MATERIAL FOR THIS EXERCISE>
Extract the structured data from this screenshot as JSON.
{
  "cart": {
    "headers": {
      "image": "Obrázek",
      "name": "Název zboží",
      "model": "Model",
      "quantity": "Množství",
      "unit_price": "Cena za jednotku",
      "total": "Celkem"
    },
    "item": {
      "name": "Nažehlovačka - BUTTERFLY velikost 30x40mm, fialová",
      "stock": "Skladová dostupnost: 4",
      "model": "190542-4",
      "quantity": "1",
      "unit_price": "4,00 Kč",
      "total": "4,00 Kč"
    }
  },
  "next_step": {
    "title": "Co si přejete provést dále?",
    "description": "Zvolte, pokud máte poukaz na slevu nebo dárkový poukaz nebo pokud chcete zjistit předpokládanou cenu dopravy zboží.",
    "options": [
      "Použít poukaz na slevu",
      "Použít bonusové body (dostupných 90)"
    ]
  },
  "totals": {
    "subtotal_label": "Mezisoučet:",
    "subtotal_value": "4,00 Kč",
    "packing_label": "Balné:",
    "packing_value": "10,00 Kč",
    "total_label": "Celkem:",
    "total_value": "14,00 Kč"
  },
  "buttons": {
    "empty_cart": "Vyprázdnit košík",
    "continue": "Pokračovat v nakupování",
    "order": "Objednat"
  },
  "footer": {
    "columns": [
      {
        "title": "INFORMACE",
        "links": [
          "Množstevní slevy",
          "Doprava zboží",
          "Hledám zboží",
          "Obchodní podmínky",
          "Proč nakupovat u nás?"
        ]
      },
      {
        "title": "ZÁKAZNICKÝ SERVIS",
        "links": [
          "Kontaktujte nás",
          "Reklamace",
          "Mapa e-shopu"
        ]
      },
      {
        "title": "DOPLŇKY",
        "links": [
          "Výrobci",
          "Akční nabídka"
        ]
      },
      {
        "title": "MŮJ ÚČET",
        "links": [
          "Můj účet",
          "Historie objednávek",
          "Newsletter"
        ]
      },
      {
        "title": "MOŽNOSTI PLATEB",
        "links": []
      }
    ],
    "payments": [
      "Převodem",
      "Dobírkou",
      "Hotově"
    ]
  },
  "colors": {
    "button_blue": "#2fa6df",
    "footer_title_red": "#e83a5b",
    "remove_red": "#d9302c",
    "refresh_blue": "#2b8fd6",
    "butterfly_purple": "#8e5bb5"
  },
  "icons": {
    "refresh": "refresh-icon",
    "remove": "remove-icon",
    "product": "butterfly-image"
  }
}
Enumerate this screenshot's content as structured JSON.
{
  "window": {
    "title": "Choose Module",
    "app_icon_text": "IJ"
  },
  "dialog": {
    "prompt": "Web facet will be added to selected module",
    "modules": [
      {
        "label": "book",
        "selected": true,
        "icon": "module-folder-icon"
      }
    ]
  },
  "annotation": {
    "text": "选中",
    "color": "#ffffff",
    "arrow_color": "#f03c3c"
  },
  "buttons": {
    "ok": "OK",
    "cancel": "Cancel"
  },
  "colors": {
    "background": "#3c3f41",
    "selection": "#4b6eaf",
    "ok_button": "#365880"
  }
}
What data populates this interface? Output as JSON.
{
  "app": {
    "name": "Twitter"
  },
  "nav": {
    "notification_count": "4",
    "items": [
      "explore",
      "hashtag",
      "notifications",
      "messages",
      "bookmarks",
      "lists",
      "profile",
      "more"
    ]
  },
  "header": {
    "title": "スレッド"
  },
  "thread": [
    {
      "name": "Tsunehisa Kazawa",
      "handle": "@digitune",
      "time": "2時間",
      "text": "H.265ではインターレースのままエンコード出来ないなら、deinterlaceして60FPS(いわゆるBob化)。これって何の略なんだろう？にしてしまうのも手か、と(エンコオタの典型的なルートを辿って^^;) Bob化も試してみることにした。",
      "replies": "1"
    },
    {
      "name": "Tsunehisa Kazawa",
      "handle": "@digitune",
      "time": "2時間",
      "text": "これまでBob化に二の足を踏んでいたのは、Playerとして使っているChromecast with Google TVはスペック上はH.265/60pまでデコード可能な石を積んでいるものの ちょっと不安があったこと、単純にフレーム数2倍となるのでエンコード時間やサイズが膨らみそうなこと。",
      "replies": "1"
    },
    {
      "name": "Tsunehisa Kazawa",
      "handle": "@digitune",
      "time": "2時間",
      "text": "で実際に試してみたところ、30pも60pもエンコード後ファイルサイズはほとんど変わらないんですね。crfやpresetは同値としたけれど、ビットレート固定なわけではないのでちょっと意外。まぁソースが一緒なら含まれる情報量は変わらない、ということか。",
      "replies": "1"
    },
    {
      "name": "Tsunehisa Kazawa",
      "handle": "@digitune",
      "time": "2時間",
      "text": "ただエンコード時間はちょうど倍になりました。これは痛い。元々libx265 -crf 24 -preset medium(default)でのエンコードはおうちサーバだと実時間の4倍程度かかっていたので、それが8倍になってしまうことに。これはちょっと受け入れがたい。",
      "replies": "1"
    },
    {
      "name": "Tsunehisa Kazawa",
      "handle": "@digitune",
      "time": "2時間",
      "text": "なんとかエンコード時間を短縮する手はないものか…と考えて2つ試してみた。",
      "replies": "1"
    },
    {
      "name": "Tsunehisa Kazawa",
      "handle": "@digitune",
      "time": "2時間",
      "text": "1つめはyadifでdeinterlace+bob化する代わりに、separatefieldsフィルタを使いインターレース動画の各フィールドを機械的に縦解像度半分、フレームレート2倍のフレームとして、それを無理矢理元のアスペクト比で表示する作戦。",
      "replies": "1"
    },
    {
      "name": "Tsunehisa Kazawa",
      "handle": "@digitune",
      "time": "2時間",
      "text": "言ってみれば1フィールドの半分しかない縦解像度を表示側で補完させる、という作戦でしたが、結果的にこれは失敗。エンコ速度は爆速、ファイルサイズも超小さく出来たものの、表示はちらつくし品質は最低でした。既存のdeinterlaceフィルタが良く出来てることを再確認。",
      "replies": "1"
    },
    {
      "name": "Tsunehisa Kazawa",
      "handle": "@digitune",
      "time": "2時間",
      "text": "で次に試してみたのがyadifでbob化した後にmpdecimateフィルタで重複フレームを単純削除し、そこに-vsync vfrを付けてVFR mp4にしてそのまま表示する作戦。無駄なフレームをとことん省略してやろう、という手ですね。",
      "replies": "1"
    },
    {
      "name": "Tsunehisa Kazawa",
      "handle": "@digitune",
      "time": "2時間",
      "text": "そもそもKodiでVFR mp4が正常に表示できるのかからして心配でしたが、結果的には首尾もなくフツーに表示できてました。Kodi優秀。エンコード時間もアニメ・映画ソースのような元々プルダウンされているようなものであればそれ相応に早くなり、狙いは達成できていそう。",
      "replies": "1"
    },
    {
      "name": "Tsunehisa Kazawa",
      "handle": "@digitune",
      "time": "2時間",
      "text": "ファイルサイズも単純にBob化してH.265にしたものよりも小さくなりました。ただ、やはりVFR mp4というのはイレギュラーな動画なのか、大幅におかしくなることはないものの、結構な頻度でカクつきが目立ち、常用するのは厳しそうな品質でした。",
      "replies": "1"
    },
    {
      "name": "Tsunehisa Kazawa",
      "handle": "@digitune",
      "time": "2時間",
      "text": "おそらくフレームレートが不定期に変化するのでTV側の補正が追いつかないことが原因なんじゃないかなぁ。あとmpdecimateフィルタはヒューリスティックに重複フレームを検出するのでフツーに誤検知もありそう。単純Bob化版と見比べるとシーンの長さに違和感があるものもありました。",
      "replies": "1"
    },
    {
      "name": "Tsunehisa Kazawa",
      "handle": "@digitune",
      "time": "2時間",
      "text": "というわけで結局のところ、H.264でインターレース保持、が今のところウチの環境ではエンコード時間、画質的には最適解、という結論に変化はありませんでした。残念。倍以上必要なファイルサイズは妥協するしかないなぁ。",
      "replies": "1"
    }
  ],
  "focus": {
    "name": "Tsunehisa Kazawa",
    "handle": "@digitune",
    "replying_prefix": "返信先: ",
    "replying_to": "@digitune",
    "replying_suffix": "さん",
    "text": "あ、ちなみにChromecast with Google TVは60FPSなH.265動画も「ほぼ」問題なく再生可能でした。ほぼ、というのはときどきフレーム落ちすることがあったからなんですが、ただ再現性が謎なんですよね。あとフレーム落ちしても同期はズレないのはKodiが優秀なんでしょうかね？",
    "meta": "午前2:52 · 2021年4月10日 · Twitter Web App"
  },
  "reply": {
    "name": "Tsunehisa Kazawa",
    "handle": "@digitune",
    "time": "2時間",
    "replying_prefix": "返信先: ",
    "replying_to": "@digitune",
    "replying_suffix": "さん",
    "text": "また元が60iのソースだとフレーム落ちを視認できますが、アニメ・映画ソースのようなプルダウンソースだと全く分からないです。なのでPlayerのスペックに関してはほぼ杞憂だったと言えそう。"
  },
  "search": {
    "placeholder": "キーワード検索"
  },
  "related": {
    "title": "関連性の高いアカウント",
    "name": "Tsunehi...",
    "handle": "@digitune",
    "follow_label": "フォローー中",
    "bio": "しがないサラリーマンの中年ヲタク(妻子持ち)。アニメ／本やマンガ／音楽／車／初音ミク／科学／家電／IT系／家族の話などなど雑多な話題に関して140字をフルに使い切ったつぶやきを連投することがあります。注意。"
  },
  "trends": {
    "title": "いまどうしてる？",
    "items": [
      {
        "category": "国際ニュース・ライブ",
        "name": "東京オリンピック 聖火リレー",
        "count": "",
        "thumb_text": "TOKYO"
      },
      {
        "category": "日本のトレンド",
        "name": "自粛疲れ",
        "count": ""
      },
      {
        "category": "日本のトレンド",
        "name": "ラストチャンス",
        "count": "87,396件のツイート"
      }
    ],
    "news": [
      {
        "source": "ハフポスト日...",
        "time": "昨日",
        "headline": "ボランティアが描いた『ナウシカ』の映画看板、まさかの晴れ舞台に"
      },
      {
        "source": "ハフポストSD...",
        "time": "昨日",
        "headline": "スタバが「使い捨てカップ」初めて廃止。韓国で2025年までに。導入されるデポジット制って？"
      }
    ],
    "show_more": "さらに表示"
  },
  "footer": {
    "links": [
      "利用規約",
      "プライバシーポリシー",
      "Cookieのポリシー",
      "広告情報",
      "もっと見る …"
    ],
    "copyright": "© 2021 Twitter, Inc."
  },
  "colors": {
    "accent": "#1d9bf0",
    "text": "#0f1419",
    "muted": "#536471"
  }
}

SET PROBLEM> Where a line in the entries holds the word "structured", copy that line.

FINISHED TASK>
Extract the structured data from this screenshot as JSON.
Enumerate this screenshot's content as structured JSON.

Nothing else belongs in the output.